Objective>
Return every record exactly as written.

** START **

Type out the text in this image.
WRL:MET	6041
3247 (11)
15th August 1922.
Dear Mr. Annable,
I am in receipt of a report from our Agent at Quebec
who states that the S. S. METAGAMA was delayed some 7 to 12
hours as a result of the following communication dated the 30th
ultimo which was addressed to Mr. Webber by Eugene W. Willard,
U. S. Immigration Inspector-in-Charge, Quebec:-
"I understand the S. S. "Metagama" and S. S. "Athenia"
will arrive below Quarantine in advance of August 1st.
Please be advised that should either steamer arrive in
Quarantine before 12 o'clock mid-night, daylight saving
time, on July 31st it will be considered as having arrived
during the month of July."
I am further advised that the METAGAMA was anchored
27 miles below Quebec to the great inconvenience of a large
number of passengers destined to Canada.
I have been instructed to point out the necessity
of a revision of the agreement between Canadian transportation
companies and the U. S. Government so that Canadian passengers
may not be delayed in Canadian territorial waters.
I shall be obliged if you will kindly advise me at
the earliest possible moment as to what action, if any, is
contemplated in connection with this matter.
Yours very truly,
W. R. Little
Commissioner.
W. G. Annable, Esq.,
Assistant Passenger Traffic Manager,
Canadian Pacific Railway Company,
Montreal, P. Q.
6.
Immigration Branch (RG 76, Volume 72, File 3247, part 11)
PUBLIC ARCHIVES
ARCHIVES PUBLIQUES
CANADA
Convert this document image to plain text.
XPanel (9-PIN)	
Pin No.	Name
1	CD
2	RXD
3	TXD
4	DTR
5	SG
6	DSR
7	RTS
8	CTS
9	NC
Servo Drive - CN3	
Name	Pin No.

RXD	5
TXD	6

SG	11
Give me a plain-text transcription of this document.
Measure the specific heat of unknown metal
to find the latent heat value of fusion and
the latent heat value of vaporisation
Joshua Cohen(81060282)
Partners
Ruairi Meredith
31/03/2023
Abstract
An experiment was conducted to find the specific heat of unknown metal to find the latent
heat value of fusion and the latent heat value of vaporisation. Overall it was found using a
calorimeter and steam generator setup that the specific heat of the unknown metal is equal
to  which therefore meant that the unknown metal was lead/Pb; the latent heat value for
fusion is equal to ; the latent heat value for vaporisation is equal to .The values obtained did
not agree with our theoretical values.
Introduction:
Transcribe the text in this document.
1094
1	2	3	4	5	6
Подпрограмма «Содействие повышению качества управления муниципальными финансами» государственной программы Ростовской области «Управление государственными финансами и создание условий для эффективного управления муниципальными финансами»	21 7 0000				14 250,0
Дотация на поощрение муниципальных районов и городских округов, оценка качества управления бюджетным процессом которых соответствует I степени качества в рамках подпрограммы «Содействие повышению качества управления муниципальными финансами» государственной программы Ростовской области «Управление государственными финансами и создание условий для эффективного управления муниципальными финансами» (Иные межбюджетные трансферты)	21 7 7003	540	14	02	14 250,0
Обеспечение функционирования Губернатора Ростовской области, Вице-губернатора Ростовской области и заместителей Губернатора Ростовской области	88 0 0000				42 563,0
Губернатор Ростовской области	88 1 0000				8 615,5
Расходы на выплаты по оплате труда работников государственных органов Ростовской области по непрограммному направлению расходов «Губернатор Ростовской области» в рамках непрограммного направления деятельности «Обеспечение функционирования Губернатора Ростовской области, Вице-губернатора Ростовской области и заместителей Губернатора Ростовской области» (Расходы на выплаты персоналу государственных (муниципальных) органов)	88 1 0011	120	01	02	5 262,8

** END **

Correct result>
Type out the text in this image.
WRL:MET	6041
3247 (11)
15th August 1922.
Dear Mr. Annable,
I am in receipt of a report from our Agent at Quebec
who states that the S. S. METAGAMA was delayed some 7 to 12
hours as a result of the following communication dated the 30th
ultimo which was addressed to Mr. Webber by Eugene W. Willard,
U. S. Immigration Inspector-in-Charge, Quebec:-
"I understand the S. S. "Metagama" and S. S. "Athenia"
will arrive below Quarantine in advance of August 1st.
Please be advised that should either steamer arrive in
Quarantine before 12 o'clock mid-night, daylight saving
time, on July 31st it will be considered as having arrived
during the month of July."
I am further advised that the METAGAMA was anchored
27 miles below Quebec to the great inconvenience of a large
number of passengers destined to Canada.
I have been instructed to point out the necessity
of a revision of the agreement between Canadian transportation
companies and the U. S. Government so that Canadian passengers
may not be delayed in Canadian territorial waters.
I shall be obliged if you will kindly advise me at
the earliest possible moment as to what action, if any, is
contemplated in connection with this matter.
Yours very truly,
W. R. Little
Commissioner.
W. G. Annable, Esq.,
Assistant Passenger Traffic Manager,
Canadian Pacific Railway Company,
Montreal, P. Q.
6.
Immigration Branch (RG 76, Volume 72, File 3247, part 11)
PUBLIC ARCHIVES
ARCHIVES PUBLIQUES
CANADA
Convert this document image to plain text.
XPanel (9-PIN)	
Pin No.	Name
1	CD
2	RXD
3	TXD
4	DTR
5	SG
6	DSR
7	RTS
8	CTS
9	NC
Servo Drive - CN3	
Name	Pin No.

RXD	5
TXD	6

SG	11
Give me a plain-text transcription of this document.
Measure the specific heat of unknown metal
to find the latent heat value of fusion and
the latent heat value of vaporisation
Joshua Cohen(81060282)
Partners
Ruairi Meredith
31/03/2023
Abstract
An experiment was conducted to find the specific heat of unknown metal to find the latent
heat value of fusion and the latent heat value of vaporisation. Overall it was found using a
calorimeter and steam generator setup that the specific heat of the unknown metal is equal
to  which therefore meant that the unknown metal was lead/Pb; the latent heat value for
fusion is equal to ; the latent heat value for vaporisation is equal to .The values obtained did
not agree with our theoretical values.
Introduction:
Transcribe the text in this document.
1094
1	2	3	4	5	6
Подпрограмма «Содействие повышению качества управления муниципальными финансами» государственной программы Ростовской области «Управление государственными финансами и создание условий для эффективного управления муниципальными финансами»	21 7 0000				14 250,0
Дотация на поощрение муниципальных районов и городских округов, оценка качества управления бюджетным процессом которых соответствует I степени качества в рамках подпрограммы «Содействие повышению качества управления муниципальными финансами» государственной программы Ростовской области «Управление государственными финансами и создание условий для эффективного управления муниципальными финансами» (Иные межбюджетные трансферты)	21 7 7003	540	14	02	14 250,0
Обеспечение функционирования Губернатора Ростовской области, Вице-губернатора Ростовской области и заместителей Губернатора Ростовской области	88 0 0000				42 563,0
Губернатор Ростовской области	88 1 0000				8 615,5
Расходы на выплаты по оплате труда работников государственных органов Ростовской области по непрограммному направлению расходов «Губернатор Ростовской области» в рамках непрограммного направления деятельности «Обеспечение функционирования Губернатора Ростовской области, Вице-губернатора Ростовской области и заместителей Губернатора Ростовской области» (Расходы на выплаты персоналу государственных (муниципальных) органов)	88 1 0011	120	01	02	5 262,8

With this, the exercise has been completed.